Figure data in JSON
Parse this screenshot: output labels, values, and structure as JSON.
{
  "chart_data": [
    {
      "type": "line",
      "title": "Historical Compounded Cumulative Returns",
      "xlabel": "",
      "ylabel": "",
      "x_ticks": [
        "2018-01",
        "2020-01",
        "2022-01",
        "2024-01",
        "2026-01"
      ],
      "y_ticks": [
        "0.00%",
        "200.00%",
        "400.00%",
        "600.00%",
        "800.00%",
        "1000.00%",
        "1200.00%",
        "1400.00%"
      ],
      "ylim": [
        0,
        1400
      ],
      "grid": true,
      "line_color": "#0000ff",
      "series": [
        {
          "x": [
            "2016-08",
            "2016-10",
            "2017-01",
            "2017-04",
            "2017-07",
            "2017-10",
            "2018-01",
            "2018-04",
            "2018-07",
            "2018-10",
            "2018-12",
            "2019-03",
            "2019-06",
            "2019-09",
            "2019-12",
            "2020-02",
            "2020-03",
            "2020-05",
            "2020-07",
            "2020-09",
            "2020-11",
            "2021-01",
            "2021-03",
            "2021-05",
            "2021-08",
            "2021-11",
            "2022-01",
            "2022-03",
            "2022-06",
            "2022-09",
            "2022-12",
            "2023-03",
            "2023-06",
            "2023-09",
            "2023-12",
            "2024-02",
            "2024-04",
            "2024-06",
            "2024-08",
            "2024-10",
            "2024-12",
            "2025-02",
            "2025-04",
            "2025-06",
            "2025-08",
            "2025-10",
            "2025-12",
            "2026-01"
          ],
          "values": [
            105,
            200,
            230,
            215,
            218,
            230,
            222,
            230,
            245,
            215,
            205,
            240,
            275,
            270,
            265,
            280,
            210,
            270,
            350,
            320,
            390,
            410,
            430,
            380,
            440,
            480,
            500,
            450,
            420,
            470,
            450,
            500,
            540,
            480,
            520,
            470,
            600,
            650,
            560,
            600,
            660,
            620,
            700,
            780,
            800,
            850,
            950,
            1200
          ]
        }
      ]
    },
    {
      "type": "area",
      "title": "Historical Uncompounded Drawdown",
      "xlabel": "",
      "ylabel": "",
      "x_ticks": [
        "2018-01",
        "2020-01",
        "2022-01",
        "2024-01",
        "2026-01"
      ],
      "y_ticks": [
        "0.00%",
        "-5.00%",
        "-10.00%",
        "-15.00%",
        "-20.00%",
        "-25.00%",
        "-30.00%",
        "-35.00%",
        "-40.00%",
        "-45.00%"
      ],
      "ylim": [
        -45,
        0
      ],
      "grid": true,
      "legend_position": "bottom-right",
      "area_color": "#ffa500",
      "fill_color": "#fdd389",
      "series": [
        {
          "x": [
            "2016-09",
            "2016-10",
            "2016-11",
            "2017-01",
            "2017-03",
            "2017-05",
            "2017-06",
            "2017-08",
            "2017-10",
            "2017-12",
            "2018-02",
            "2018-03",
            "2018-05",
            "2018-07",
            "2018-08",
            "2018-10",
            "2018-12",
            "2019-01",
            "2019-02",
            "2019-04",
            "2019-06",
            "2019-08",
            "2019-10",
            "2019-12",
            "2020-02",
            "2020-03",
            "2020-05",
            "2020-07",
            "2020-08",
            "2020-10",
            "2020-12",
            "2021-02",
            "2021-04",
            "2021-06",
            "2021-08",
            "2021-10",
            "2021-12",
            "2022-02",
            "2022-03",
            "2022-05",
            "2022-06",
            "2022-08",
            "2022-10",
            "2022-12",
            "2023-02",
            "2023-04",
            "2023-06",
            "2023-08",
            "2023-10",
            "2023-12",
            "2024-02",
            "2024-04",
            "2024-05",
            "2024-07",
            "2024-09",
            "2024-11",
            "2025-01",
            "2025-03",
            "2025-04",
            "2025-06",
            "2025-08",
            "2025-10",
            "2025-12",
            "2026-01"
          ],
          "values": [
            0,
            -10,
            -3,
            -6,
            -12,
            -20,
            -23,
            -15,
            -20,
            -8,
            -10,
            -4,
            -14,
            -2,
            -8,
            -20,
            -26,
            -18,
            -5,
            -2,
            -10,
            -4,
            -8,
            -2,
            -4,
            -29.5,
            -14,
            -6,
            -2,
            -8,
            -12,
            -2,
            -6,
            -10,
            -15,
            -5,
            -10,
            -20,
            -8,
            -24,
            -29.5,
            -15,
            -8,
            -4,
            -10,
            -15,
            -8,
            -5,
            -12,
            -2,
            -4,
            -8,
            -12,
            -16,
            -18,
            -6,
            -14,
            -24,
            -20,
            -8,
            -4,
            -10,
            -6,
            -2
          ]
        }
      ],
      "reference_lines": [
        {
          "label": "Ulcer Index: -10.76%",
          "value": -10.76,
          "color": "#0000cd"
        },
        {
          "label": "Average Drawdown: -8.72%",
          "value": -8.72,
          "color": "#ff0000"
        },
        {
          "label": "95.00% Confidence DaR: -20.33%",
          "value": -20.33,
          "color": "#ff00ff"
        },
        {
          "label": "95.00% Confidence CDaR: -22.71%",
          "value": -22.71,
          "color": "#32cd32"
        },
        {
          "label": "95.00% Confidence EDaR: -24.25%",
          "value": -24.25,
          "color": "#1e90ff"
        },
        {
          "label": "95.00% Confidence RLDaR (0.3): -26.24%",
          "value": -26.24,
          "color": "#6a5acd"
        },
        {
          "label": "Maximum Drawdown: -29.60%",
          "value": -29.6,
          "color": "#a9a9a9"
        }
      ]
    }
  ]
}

## TO BE DONE
Your task is to quote all of the data word for word.

## WRITTEN REPLY
Parse this screenshot: output labels, values, and structure as JSON.
{
  "chart_data": [
    {
      "type": "line",
      "title": "Historical Compounded Cumulative Returns",
      "xlabel": "",
      "ylabel": "",
      "x_ticks": [
        "2018-01",
        "2020-01",
        "2022-01",
        "2024-01",
        "2026-01"
      ],
      "y_ticks": [
        "0.00%",
        "200.00%",
        "400.00%",
        "600.00%",
        "800.00%",
        "1000.00%",
        "1200.00%",
        "1400.00%"
      ],
      "ylim": [
        0,
        1400
      ],
      "grid": true,
      "line_color": "#0000ff",
      "series": [
        {
          "x": [
            "2016-08",
            "2016-10",
            "2017-01",
            "2017-04",
            "2017-07",
            "2017-10",
            "2018-01",
            "2018-04",
            "2018-07",
            "2018-10",
            "2018-12",
            "2019-03",
            "2019-06",
            "2019-09",
            "2019-12",
            "2020-02",
            "2020-03",
            "2020-05",
            "2020-07",
            "2020-09",
            "2020-11",
            "2021-01",
            "2021-03",
            "2021-05",
            "2021-08",
            "2021-11",
            "2022-01",
            "2022-03",
            "2022-06",
            "2022-09",
            "2022-12",
            "2023-03",
            "2023-06",
            "2023-09",
            "2023-12",
            "2024-02",
            "2024-04",
            "2024-06",
            "2024-08",
            "2024-10",
            "2024-12",
            "2025-02",
            "2025-04",
            "2025-06",
            "2025-08",
            "2025-10",
            "2025-12",
            "2026-01"
          ],
          "values": [
            105,
            200,
            230,
            215,
            218,
            230,
            222,
            230,
            245,
            215,
            205,
            240,
            275,
            270,
            265,
            280,
            210,
            270,
            350,
            320,
            390,
            410,
            430,
            380,
            440,
            480,
            500,
            450,
            420,
            470,
            450,
            500,
            540,
            480,
            520,
            470,
            600,
            650,
            560,
            600,
            660,
            620,
            700,
            780,
            800,
            850,
            950,
            1200
          ]
        }
      ]
    },
    {
      "type": "area",
      "title": "Historical Uncompounded Drawdown",
      "xlabel": "",
      "ylabel": "",
      "x_ticks": [
        "2018-01",
        "2020-01",
        "2022-01",
        "2024-01",
        "2026-01"
      ],
      "y_ticks": [
        "0.00%",
        "-5.00%",
        "-10.00%",
        "-15.00%",
        "-20.00%",
        "-25.00%",
        "-30.00%",
        "-35.00%",
        "-40.00%",
        "-45.00%"
      ],
      "ylim": [
        -45,
        0
      ],
      "grid": true,
      "legend_position": "bottom-right",
      "area_color": "#ffa500",
      "fill_color": "#fdd389",
      "series": [
        {
          "x": [
            "2016-09",
            "2016-10",
            "2016-11",
            "2017-01",
            "2017-03",
            "2017-05",
            "2017-06",
            "2017-08",
            "2017-10",
            "2017-12",
            "2018-02",
            "2018-03",
            "2018-05",
            "2018-07",
            "2018-08",
            "2018-10",
            "2018-12",
            "2019-01",
            "2019-02",
            "2019-04",
            "2019-06",
            "2019-08",
            "2019-10",
            "2019-12",
            "2020-02",
            "2020-03",
            "2020-05",
            "2020-07",
            "2020-08",
            "2020-10",
            "2020-12",
            "2021-02",
            "2021-04",
            "2021-06",
            "2021-08",
            "2021-10",
            "2021-12",
            "2022-02",
            "2022-03",
            "2022-05",
            "2022-06",
            "2022-08",
            "2022-10",
            "2022-12",
            "2023-02",
            "2023-04",
            "2023-06",
            "2023-08",
            "2023-10",
            "2023-12",
            "2024-02",
            "2024-04",
            "2024-05",
            "2024-07",
            "2024-09",
            "2024-11",
            "2025-01",
            "2025-03",
            "2025-04",
            "2025-06",
            "2025-08",
            "2025-10",
            "2025-12",
            "2026-01"
          ],
          "values": [
            0,
            -10,
            -3,
            -6,
            -12,
            -20,
            -23,
            -15,
            -20,
            -8,
            -10,
            -4,
            -14,
            -2,
            -8,
            -20,
            -26,
            -18,
            -5,
            -2,
            -10,
            -4,
            -8,
            -2,
            -4,
            -29.5,
            -14,
            -6,
            -2,
            -8,
            -12,
            -2,
            -6,
            -10,
            -15,
            -5,
            -10,
            -20,
            -8,
            -24,
            -29.5,
            -15,
            -8,
            -4,
            -10,
            -15,
            -8,
            -5,
            -12,
            -2,
            -4,
            -8,
            -12,
            -16,
            -18,
            -6,
            -14,
            -24,
            -20,
            -8,
            -4,
            -10,
            -6,
            -2
          ]
        }
      ],
      "reference_lines": [
        {
          "label": "Ulcer Index: -10.76%",
          "value": -10.76,
          "color": "#0000cd"
        },
        {
          "label": "Average Drawdown: -8.72%",
          "value": -8.72,
          "color": "#ff0000"
        },
        {
          "label": "95.00% Confidence DaR: -20.33%",
          "value": -20.33,
          "color": "#ff00ff"
        },
        {
          "label": "95.00% Confidence CDaR: -22.71%",
          "value": -22.71,
          "color": "#32cd32"
        },
        {
          "label": "95.00% Confidence EDaR: -24.25%",
          "value": -24.25,
          "color": "#1e90ff"
        },
        {
          "label": "95.00% Confidence RLDaR (0.3): -26.24%",
          "value": -26.24,
          "color": "#6a5acd"
        },
        {
          "label": "Maximum Drawdown: -29.60%",
          "value": -29.6,
          "color": "#a9a9a9"
        }
      ]
    }
  ]
}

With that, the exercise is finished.